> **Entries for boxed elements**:
⁂
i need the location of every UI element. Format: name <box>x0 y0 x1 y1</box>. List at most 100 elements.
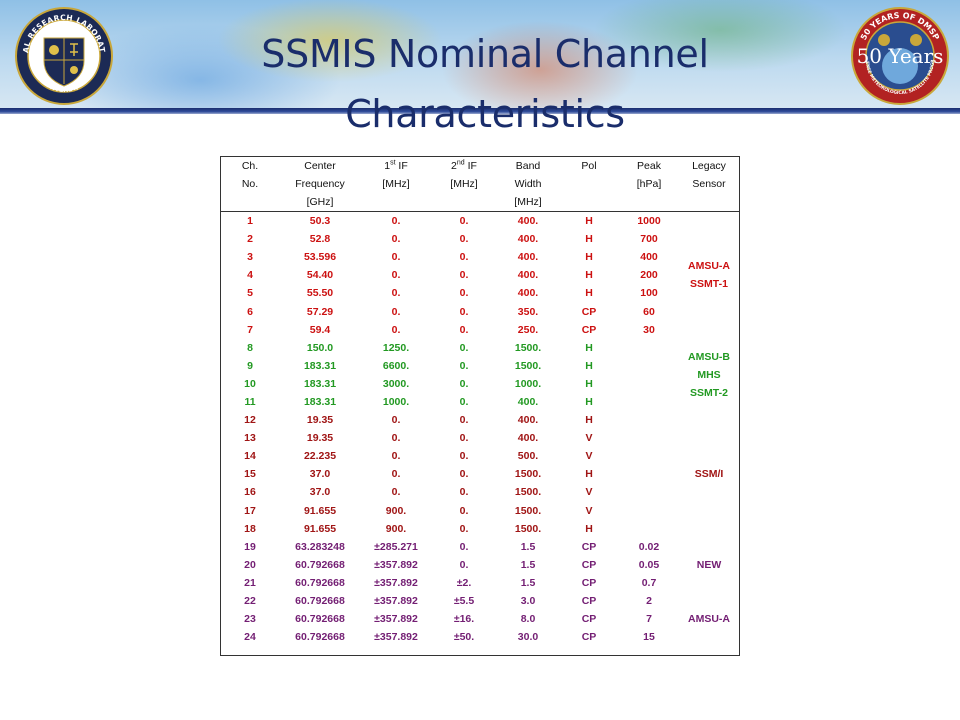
header-if1: 1st IF <box>384 159 408 173</box>
channel-table: Ch. Center 1st IF 2nd IF Band Pol Peak L… <box>220 156 740 656</box>
cell-freq: 37.0 <box>309 486 331 499</box>
header-legacy: Legacy <box>692 160 726 172</box>
cell-freq: 60.792668 <box>295 595 345 608</box>
cell-peak: 1000 <box>637 215 661 228</box>
cell-pol: H <box>585 215 593 228</box>
cell-pol: H <box>585 269 593 282</box>
cell-peak <box>619 339 679 357</box>
cell-if2: 0. <box>459 287 469 300</box>
cell-if1: 0. <box>391 305 401 318</box>
cell-pol: CP <box>581 613 597 626</box>
cell-ch: 24 <box>244 631 256 644</box>
legacy-amsu-a-line: AMSU-A <box>688 260 730 273</box>
cell-pol: CP <box>581 323 597 336</box>
cell-pol: CP <box>581 631 597 644</box>
cell-freq: 91.655 <box>303 522 337 535</box>
cell-ch: 17 <box>244 504 256 517</box>
cell-pol: CP <box>581 576 597 589</box>
legacy-new-line: NEW <box>696 558 722 571</box>
nrl-seal-logo: NAVAL RESEARCH LABORATORY MONTEREY, CA <box>14 6 113 105</box>
cell-bw: 8.0 <box>520 613 536 626</box>
table-row: 2 52.8 0. 0. 400. H 700 <box>221 230 739 248</box>
cell-peak <box>619 502 679 520</box>
cell-freq: 22.235 <box>303 450 337 463</box>
cell-peak: 0.05 <box>638 558 660 571</box>
cell-if2: ±16. <box>453 613 475 626</box>
cell-if2: 0. <box>459 233 469 246</box>
legacy-amsu-a: AMSU-A SSMT-1 <box>679 212 739 339</box>
cell-ch: 22 <box>244 595 256 608</box>
cell-freq: 19.35 <box>306 414 334 427</box>
cell-if1: 0. <box>391 287 401 300</box>
header-freq-unit: [GHz] <box>279 193 361 212</box>
cell-bw: 400. <box>517 215 539 228</box>
header-band-2: Width <box>514 178 542 190</box>
legacy-ssmi-line: SSM/I <box>694 468 724 481</box>
cell-if1: ±285.271 <box>374 540 418 553</box>
cell-ch: 21 <box>244 576 256 589</box>
cell-bw: 1.5 <box>520 558 536 571</box>
cell-if1: 0. <box>391 468 401 481</box>
cell-if1: 900. <box>385 522 407 535</box>
cell-pol: V <box>585 450 593 463</box>
cell-peak: 0.7 <box>641 576 657 589</box>
cell-peak <box>619 447 679 465</box>
cell-ch: 18 <box>244 522 256 535</box>
cell-if2: 0. <box>459 450 469 463</box>
cell-bw: 400. <box>517 432 539 445</box>
cell-if2: 0. <box>459 468 469 481</box>
cell-if1: 0. <box>391 269 401 282</box>
cell-freq: 57.29 <box>306 305 334 318</box>
cell-pol: V <box>585 504 593 517</box>
cell-ch: 23 <box>244 613 256 626</box>
cell-ch: 4 <box>247 269 253 282</box>
cell-freq: 54.40 <box>306 269 334 282</box>
cell-if2: 0. <box>459 486 469 499</box>
dmsp-seal-logo: 50 YEARS OF DMSP DEFENSE METEOROLOGICAL … <box>850 6 949 105</box>
table-row: 4 54.40 0. 0. 400. H 200 <box>221 266 739 284</box>
table-row: 17 91.655 900. 0. 1500. V <box>221 502 739 520</box>
table-row: 1 50.3 0. 0. 400. H 1000 AMSU-A SSMT-1 <box>221 212 739 290</box>
table-row: 9 183.31 6600. 0. 1500. H <box>221 357 739 375</box>
header-banner <box>0 0 960 108</box>
cell-if1: ±357.892 <box>374 595 418 608</box>
cell-peak: 700 <box>640 233 658 246</box>
cell-bw: 1500. <box>514 359 542 372</box>
cell-freq: 91.655 <box>303 504 337 517</box>
legacy-amsu-b-line: SSMT-2 <box>690 386 728 399</box>
cell-pol: H <box>585 233 593 246</box>
cell-if2: 0. <box>459 432 469 445</box>
cell-bw: 1000. <box>514 377 542 390</box>
cell-ch: 10 <box>244 377 256 390</box>
cell-ch: 1 <box>247 215 253 228</box>
cell-peak <box>619 393 679 411</box>
table-row: 19 63.283248 ±285.271 0. 1.5 CP 0.02 NEW <box>221 538 739 571</box>
cell-peak <box>619 465 679 483</box>
table-row: 23 60.792668 ±357.892 ±16. 8.0 CP 7 <box>221 610 739 628</box>
cell-bw: 30.0 <box>517 631 539 644</box>
legacy-amsu-a-upper-line: AMSU-A <box>688 613 730 626</box>
channel-table-body: 1 50.3 0. 0. 400. H 1000 AMSU-A SSMT-1 2 52.8 0. 0. 4… <box>221 212 739 647</box>
cell-ch: 9 <box>247 359 253 372</box>
legacy-amsu-b: AMSU-B MHS SSMT-2 <box>679 339 739 411</box>
table-row: 6 57.29 0. 0. 350. CP 60 <box>221 302 739 320</box>
header-if2-unit: [MHz] <box>450 178 478 190</box>
table-row: 7 59.4 0. 0. 250. CP 30 <box>221 321 739 339</box>
cell-bw: 1500. <box>514 468 542 481</box>
cell-if1: 900. <box>385 504 407 517</box>
cell-bw: 3.0 <box>520 595 536 608</box>
cell-freq: 183.31 <box>303 377 337 390</box>
cell-bw: 1500. <box>514 486 542 499</box>
cell-if2: ±2. <box>456 576 472 589</box>
cell-peak <box>619 411 679 429</box>
cell-if2: ±50. <box>453 631 475 644</box>
cell-peak: 15 <box>643 631 655 644</box>
cell-pol: V <box>585 432 593 445</box>
cell-bw: 400. <box>517 287 539 300</box>
cell-if2: 0. <box>459 359 469 372</box>
cell-freq: 60.792668 <box>295 576 345 589</box>
cell-pol: H <box>585 359 593 372</box>
cell-pol: H <box>585 522 593 535</box>
cell-pol: CP <box>581 558 597 571</box>
table-row: 11 183.31 1000. 0. 400. H <box>221 393 739 411</box>
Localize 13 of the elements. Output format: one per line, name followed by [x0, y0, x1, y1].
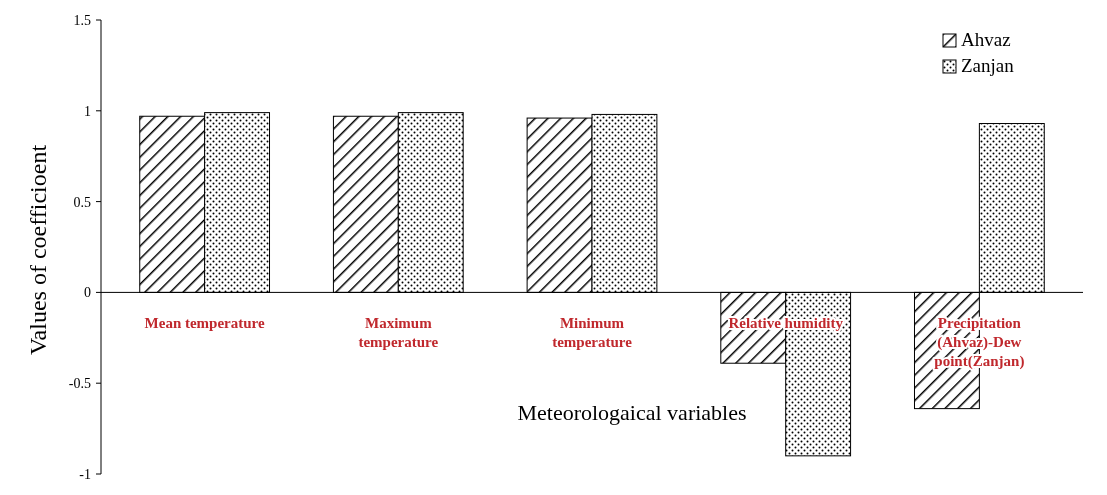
y-tick-label: 1 [84, 103, 91, 119]
x-axis-title: Meteorologaical variables [517, 399, 747, 425]
x-tick-label: Mean temperature [144, 315, 266, 332]
y-tick-label: -0.5 [68, 376, 91, 392]
y-axis-title: Values of coefficioent [25, 144, 51, 356]
legend-label: Ahvaz [961, 29, 1011, 50]
x-tick-label: Maximum temperature [358, 315, 439, 351]
y-tick-label: -1 [79, 466, 91, 482]
y-tick-label: 0 [84, 285, 91, 301]
x-tick-label: Minimum temperature [552, 315, 633, 351]
legend-label: Zanjan [961, 55, 1015, 76]
y-tick-label: 1.5 [73, 12, 91, 28]
y-tick-label: 0.5 [73, 194, 91, 210]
⁂
> **GIVEN PROBLEM**: Please recast the listing above as a JSON list of strings, with one string for each line and no blank lines. Leave out the pictures.

> **RESULT FOR THIS TASK**:
[
  "i need the location of every UI element. Format: name <box>x0 y0 x1 y1</box>. List at most 100 elements.",
  "header-if1: 1st IF <box>384 159 408 173</box>",
  "channel-table: Ch. Center 1st IF 2nd IF Band Pol Peak L… <box>220 156 740 656</box>",
  "cell-freq: 37.0 <box>309 486 331 499</box>",
  "header-legacy: Legacy <box>692 160 726 172</box>",
  "cell-freq: 60.792668 <box>295 595 345 608</box>",
  "cell-peak: 1000 <box>637 215 661 228</box>",
  "cell-pol: H <box>585 215 593 228</box>",
  "cell-pol: H <box>585 269 593 282</box>",
  "cell-peak <box>619 339 679 357</box>",
  "cell-if2: 0. <box>459 287 469 300</box>",
  "cell-if1: 0. <box>391 305 401 318</box>",
  "cell-pol: CP <box>581 613 597 626</box>",
  "cell-ch: 24 <box>244 631 256 644</box>",
  "legacy-amsu-a-line: AMSU-A <box>688 260 730 273</box>",
  "cell-pol: CP <box>581 323 597 336</box>",
  "cell-pol: CP <box>581 631 597 644</box>",
  "cell-freq: 91.655 <box>303 522 337 535</box>",
  "cell-ch: 17 <box>244 504 256 517</box>",
  "cell-pol: CP <box>581 576 597 589</box>",
  "legacy-new-line: NEW <box>696 558 722 571</box>",
  "nrl-seal-logo: NAVAL RESEARCH LABORATORY MONTEREY, CA <box>14 6 113 105</box>",
  "cell-bw: 8.0 <box>520 613 536 626</box>",
  "table-row: 2 52.8 0. 0. 400. H 700 <box>221 230 739 248</box>",
  "cell-peak <box>619 502 679 520</box>",
  "cell-freq: 22.235 <box>303 450 337 463</box>",
  "cell-peak: 0.05 <box>638 558 660 571</box>",
  "cell-if2: ±16. <box>453 613 475 626</box>",
  "cell-if2: 0. <box>459 233 469 246</box>",
  "legacy-amsu-a: AMSU-A SSMT-1 <box>679 212 739 339</box>",
  "cell-ch: 22 <box>244 595 256 608</box>",
  "cell-freq: 19.35 <box>306 414 334 427</box>",
  "cell-if1: 0. <box>391 287 401 300</box>",
  "header-freq-unit: [GHz] <box>279 193 361 212</box>",
  "cell-bw: 400. <box>517 215 539 228</box>",
  "header-band-2: Width <box>514 178 542 190</box>",
  "legacy-ssmi-line: SSM/I <box>694 468 724 481</box>",
  "cell-if1: ±285.271 <box>374 540 418 553</box>",
  "cell-ch: 21 <box>244 576 256 589</box>",
  "cell-bw: 1.5 <box>520 558 536 571</box>",
  "cell-if1: 0. <box>391 468 401 481</box>",
  "cell-if1: 900. <box>385 522 407 535</box>",
  "cell-pol: V <box>585 450 593 463</box>",
  "cell-peak: 0.7 <box>641 576 657 589</box>",
  "cell-peak <box>619 447 679 465</box>",
  "cell-ch: 18 <box>244 522 256 535</box>",
  "cell-if2: 0. <box>459 450 469 463</box>",
  "cell-bw: 400. <box>517 432 539 445</box>",
  "cell-if2: 0. <box>459 468 469 481</box>",
  "cell-if1: 0. <box>391 269 401 282</box>",
  "cell-freq: 57.29 <box>306 305 334 318</box>",
  "cell-pol: V <box>585 504 593 517</box>",
  "cell-ch: 23 <box>244 613 256 626</box>",
  "cell-ch: 4 <box>247 269 253 282</box>",
  "cell-freq: 54.40 <box>306 269 334 282</box>",
  "cell-if2: 0. <box>459 486 469 499</box>",
  "dmsp-seal-logo: 50 YEARS OF DMSP DEFENSE METEOROLOGICAL … <box>850 6 949 105</box>",
  "table-row: 4 54.40 0. 0. 400. H 200 <box>221 266 739 284</box>",
  "table-row: 17 91.655 900. 0. 1500. V <box>221 502 739 520</box>",
  "table-row: 1 50.3 0. 0. 400. H 1000 AMSU-A SSMT-1 <box>221 212 739 290</box>",
  "table-row: 9 183.31 6600. 0. 1500. H <box>221 357 739 375</box>",
  "header-banner <box>0 0 960 108</box>",
  "cell-if1: ±357.892 <box>374 595 418 608</box>",
  "cell-peak: 700 <box>640 233 658 246</box>",
  "cell-bw: 1500. <box>514 359 542 372</box>",
  "cell-freq: 91.655 <box>303 504 337 517</box>",
  "legacy-amsu-b-line: SSMT-2 <box>690 386 728 399</box>",
  "cell-pol: H <box>585 233 593 246</box>",
  "cell-if2: 0. <box>459 432 469 445</box>",
  "cell-bw: 1000. <box>514 377 542 390</box>",
  "cell-ch: 10 <box>244 377 256 390</box>",
  "cell-ch: 1 <box>247 215 253 228</box>",
  "cell-peak <box>619 393 679 411</box>",
  "table-row: 19 63.283248 ±285.271 0. 1.5 CP 0.02 NEW <box>221 538 739 571</box>",
  "cell-peak <box>619 465 679 483</box>",
  "table-row: 23 60.792668 ±357.892 ±16. 8.0 CP 7 <box>221 610 739 628</box>",
  "cell-bw: 30.0 <box>517 631 539 644</box>",
  "legacy-amsu-a-upper-line: AMSU-A <box>688 613 730 626</box>",
  "channel-table-body: 1 50.3 0. 0. 400. H 1000 AMSU-A SSMT-1 2 52.8 0. 0. 4… <box>221 212 739 647</box>",
  "cell-ch: 9 <box>247 359 253 372</box>",
  "legacy-amsu-b: AMSU-B MHS SSMT-2 <box>679 339 739 411</box>",
  "table-row: 6 57.29 0. 0. 350. CP 60 <box>221 302 739 320</box>",
  "header-if2-unit: [MHz] <box>450 178 478 190</box>",
  "table-row: 7 59.4 0. 0. 250. CP 30 <box>221 321 739 339</box>",
  "cell-bw: 1500. <box>514 468 542 481</box>",
  "cell-if1: 900. <box>385 504 407 517</box>",
  "cell-bw: 3.0 <box>520 595 536 608</box>",
  "cell-freq: 183.31 <box>303 377 337 390</box>",
  "cell-bw: 1500. <box>514 486 542 499</box>",
  "cell-if2: ±2. <box>456 576 472 589</box>",
  "cell-peak <box>619 411 679 429</box>",
  "cell-if2: ±50. <box>453 631 475 644</box>",
  "cell-peak: 15 <box>643 631 655 644</box>",
  "cell-pol: V <box>585 432 593 445</box>",
  "cell-bw: 400. <box>517 287 539 300</box>",
  "cell-if2: 0. <box>459 359 469 372</box>",
  "cell-freq: 60.792668 <box>295 576 345 589</box>",
  "cell-pol: H <box>585 359 593 372</box>",
  "cell-pol: H <box>585 522 593 535</box>",
  "cell-pol: CP <box>581 558 597 571</box>",
  "table-row: 11 183.31 1000. 0. 400. H <box>221 393 739 411</box>",
  "Localize 13 of the elements. Output format: one per line, name followed by [x0, y0, x1, y1].",
  "y-tick-label: 1 [84, 103, 91, 119]",
  "x-axis-title: Meteorologaical variables [517, 399, 747, 425]",
  "x-tick-label: Mean temperature [144, 315, 266, 332]",
  "y-tick-label: -0.5 [68, 376, 91, 392]",
  "y-axis-title: Values of coefficioent [25, 144, 51, 356]",
  "legend-label: Ahvaz [961, 29, 1011, 50]",
  "x-tick-label: Maximum temperature [358, 315, 439, 351]",
  "y-tick-label: -1 [79, 466, 91, 482]",
  "y-tick-label: 0 [84, 285, 91, 301]",
  "x-tick-label: Minimum temperature [552, 315, 633, 351]",
  "legend-label: Zanjan [961, 55, 1015, 76]",
  "y-tick-label: 1.5 [73, 12, 91, 28]",
  "y-tick-label: 0.5 [73, 194, 91, 210]"
]